What is expected
Take the material below and write it all out again exactly.

[Dataset records]
──────────────────────────────

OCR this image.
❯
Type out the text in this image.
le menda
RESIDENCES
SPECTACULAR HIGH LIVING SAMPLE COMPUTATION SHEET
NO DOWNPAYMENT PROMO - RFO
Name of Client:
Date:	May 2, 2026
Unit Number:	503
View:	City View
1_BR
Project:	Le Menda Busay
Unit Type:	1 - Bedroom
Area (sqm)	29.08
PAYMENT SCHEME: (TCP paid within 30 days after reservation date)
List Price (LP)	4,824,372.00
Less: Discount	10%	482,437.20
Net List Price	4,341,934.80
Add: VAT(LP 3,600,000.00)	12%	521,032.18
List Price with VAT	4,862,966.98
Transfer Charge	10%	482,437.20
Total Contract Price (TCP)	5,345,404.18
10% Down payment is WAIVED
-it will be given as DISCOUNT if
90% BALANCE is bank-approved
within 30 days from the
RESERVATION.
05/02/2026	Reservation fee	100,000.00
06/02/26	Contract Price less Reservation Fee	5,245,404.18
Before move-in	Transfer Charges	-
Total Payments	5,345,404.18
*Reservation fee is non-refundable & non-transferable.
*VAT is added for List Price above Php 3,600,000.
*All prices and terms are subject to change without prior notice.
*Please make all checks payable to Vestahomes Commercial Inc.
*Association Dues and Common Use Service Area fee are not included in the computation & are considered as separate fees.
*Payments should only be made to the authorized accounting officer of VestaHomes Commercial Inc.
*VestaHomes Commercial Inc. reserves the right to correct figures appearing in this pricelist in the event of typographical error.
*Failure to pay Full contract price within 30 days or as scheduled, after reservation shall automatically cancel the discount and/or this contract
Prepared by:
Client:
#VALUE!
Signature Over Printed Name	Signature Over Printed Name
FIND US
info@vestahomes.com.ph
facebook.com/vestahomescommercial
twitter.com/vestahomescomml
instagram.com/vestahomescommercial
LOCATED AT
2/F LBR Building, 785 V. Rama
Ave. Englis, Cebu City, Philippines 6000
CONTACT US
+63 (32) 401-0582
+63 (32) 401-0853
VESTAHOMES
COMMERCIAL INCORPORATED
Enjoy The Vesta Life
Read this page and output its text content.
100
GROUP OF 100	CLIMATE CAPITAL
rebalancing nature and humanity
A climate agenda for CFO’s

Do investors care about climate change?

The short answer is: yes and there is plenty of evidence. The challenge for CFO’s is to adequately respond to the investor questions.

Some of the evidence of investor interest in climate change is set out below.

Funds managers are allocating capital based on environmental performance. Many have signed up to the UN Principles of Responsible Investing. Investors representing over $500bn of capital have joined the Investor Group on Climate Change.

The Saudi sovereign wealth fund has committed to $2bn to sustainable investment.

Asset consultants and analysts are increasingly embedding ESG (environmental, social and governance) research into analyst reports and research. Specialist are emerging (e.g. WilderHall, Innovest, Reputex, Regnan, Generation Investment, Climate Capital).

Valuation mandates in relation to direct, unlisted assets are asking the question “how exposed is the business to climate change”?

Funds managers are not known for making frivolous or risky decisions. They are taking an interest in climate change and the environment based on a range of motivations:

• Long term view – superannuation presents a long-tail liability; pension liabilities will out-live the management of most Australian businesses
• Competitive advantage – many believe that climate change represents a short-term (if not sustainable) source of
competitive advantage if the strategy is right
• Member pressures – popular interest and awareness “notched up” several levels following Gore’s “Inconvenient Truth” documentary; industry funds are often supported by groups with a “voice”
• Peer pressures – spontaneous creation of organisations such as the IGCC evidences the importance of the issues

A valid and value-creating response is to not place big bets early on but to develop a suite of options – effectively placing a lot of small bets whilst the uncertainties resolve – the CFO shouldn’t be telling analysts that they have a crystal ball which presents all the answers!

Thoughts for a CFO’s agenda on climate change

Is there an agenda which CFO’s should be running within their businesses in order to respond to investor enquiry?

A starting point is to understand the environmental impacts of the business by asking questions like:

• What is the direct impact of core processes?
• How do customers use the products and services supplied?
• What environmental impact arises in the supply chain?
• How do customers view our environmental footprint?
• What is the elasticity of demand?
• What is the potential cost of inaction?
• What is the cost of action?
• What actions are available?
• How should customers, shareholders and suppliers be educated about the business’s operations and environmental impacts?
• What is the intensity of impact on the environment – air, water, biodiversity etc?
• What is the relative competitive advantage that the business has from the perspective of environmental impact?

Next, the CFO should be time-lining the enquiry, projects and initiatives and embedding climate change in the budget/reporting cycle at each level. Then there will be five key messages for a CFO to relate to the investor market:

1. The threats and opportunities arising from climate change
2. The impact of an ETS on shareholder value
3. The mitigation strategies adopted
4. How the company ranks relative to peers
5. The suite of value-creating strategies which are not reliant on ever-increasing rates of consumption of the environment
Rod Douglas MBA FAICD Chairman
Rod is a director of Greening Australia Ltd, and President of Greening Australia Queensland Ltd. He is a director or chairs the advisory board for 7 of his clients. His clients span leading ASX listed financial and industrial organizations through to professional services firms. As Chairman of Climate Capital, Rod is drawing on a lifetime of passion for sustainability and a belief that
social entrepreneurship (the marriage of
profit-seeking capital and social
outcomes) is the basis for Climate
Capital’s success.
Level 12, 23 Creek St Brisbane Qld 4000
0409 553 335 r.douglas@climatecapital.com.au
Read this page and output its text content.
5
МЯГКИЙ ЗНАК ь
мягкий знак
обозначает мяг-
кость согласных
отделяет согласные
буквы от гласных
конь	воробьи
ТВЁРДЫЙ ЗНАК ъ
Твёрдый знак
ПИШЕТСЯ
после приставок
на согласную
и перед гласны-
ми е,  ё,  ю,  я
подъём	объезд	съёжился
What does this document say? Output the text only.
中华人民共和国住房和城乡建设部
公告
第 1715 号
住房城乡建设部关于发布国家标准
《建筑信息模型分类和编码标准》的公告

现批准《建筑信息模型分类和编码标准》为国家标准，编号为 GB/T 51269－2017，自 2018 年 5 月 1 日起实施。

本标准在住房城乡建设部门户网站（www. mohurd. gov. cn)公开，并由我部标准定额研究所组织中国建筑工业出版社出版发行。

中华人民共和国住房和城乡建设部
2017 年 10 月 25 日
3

──────────────────────────────

Worked solution
OCR this image.
❯
Type out the text in this image.
le menda
RESIDENCES
SPECTACULAR HIGH LIVING SAMPLE COMPUTATION SHEET
NO DOWNPAYMENT PROMO - RFO
Name of Client:
Date:	May 2, 2026
Unit Number:	503
View:	City View
1_BR
Project:	Le Menda Busay
Unit Type:	1 - Bedroom
Area (sqm)	29.08
PAYMENT SCHEME: (TCP paid within 30 days after reservation date)
List Price (LP)	4,824,372.00
Less: Discount	10%	482,437.20
Net List Price	4,341,934.80
Add: VAT(LP 3,600,000.00)	12%	521,032.18
List Price with VAT	4,862,966.98
Transfer Charge	10%	482,437.20
Total Contract Price (TCP)	5,345,404.18
10% Down payment is WAIVED
-it will be given as DISCOUNT if
90% BALANCE is bank-approved
within 30 days from the
RESERVATION.
05/02/2026	Reservation fee	100,000.00
06/02/26	Contract Price less Reservation Fee	5,245,404.18
Before move-in	Transfer Charges	-
Total Payments	5,345,404.18
*Reservation fee is non-refundable & non-transferable.
*VAT is added for List Price above Php 3,600,000.
*All prices and terms are subject to change without prior notice.
*Please make all checks payable to Vestahomes Commercial Inc.
*Association Dues and Common Use Service Area fee are not included in the computation & are considered as separate fees.
*Payments should only be made to the authorized accounting officer of VestaHomes Commercial Inc.
*VestaHomes Commercial Inc. reserves the right to correct figures appearing in this pricelist in the event of typographical error.
*Failure to pay Full contract price within 30 days or as scheduled, after reservation shall automatically cancel the discount and/or this contract
Prepared by:
Client:
#VALUE!
Signature Over Printed Name	Signature Over Printed Name
FIND US
info@vestahomes.com.ph
facebook.com/vestahomescommercial
twitter.com/vestahomescomml
instagram.com/vestahomescommercial
LOCATED AT
2/F LBR Building, 785 V. Rama
Ave. Englis, Cebu City, Philippines 6000
CONTACT US
+63 (32) 401-0582
+63 (32) 401-0853
VESTAHOMES
COMMERCIAL INCORPORATED
Enjoy The Vesta Life
Read this page and output its text content.
100
GROUP OF 100	CLIMATE CAPITAL
rebalancing nature and humanity
A climate agenda for CFO’s

Do investors care about climate change?

The short answer is: yes and there is plenty of evidence. The challenge for CFO’s is to adequately respond to the investor questions.

Some of the evidence of investor interest in climate change is set out below.

Funds managers are allocating capital based on environmental performance. Many have signed up to the UN Principles of Responsible Investing. Investors representing over $500bn of capital have joined the Investor Group on Climate Change.

The Saudi sovereign wealth fund has committed to $2bn to sustainable investment.

Asset consultants and analysts are increasingly embedding ESG (environmental, social and governance) research into analyst reports and research. Specialist are emerging (e.g. WilderHall, Innovest, Reputex, Regnan, Generation Investment, Climate Capital).

Valuation mandates in relation to direct, unlisted assets are asking the question “how exposed is the business to climate change”?

Funds managers are not known for making frivolous or risky decisions. They are taking an interest in climate change and the environment based on a range of motivations:

• Long term view – superannuation presents a long-tail liability; pension liabilities will out-live the management of most Australian businesses
• Competitive advantage – many believe that climate change represents a short-term (if not sustainable) source of
competitive advantage if the strategy is right
• Member pressures – popular interest and awareness “notched up” several levels following Gore’s “Inconvenient Truth” documentary; industry funds are often supported by groups with a “voice”
• Peer pressures – spontaneous creation of organisations such as the IGCC evidences the importance of the issues

A valid and value-creating response is to not place big bets early on but to develop a suite of options – effectively placing a lot of small bets whilst the uncertainties resolve – the CFO shouldn’t be telling analysts that they have a crystal ball which presents all the answers!

Thoughts for a CFO’s agenda on climate change

Is there an agenda which CFO’s should be running within their businesses in order to respond to investor enquiry?

A starting point is to understand the environmental impacts of the business by asking questions like:

• What is the direct impact of core processes?
• How do customers use the products and services supplied?
• What environmental impact arises in the supply chain?
• How do customers view our environmental footprint?
• What is the elasticity of demand?
• What is the potential cost of inaction?
• What is the cost of action?
• What actions are available?
• How should customers, shareholders and suppliers be educated about the business’s operations and environmental impacts?
• What is the intensity of impact on the environment – air, water, biodiversity etc?
• What is the relative competitive advantage that the business has from the perspective of environmental impact?

Next, the CFO should be time-lining the enquiry, projects and initiatives and embedding climate change in the budget/reporting cycle at each level. Then there will be five key messages for a CFO to relate to the investor market:

1. The threats and opportunities arising from climate change
2. The impact of an ETS on shareholder value
3. The mitigation strategies adopted
4. How the company ranks relative to peers
5. The suite of value-creating strategies which are not reliant on ever-increasing rates of consumption of the environment
Rod Douglas MBA FAICD Chairman
Rod is a director of Greening Australia Ltd, and President of Greening Australia Queensland Ltd. He is a director or chairs the advisory board for 7 of his clients. His clients span leading ASX listed financial and industrial organizations through to professional services firms. As Chairman of Climate Capital, Rod is drawing on a lifetime of passion for sustainability and a belief that
social entrepreneurship (the marriage of
profit-seeking capital and social
outcomes) is the basis for Climate
Capital’s success.
Level 12, 23 Creek St Brisbane Qld 4000
0409 553 335 r.douglas@climatecapital.com.au
Read this page and output its text content.
5
МЯГКИЙ ЗНАК ь
мягкий знак
обозначает мяг-
кость согласных
отделяет согласные
буквы от гласных
конь	воробьи
ТВЁРДЫЙ ЗНАК ъ
Твёрдый знак
ПИШЕТСЯ
после приставок
на согласную
и перед гласны-
ми е,  ё,  ю,  я
подъём	объезд	съёжился
What does this document say? Output the text only.
中华人民共和国住房和城乡建设部
公告
第 1715 号
住房城乡建设部关于发布国家标准
《建筑信息模型分类和编码标准》的公告

现批准《建筑信息模型分类和编码标准》为国家标准，编号为 GB/T 51269－2017，自 2018 年 5 月 1 日起实施。

本标准在住房城乡建设部门户网站（www. mohurd. gov. cn)公开，并由我部标准定额研究所组织中国建筑工业出版社出版发行。

中华人民共和国住房和城乡建设部
2017 年 10 月 25 日
3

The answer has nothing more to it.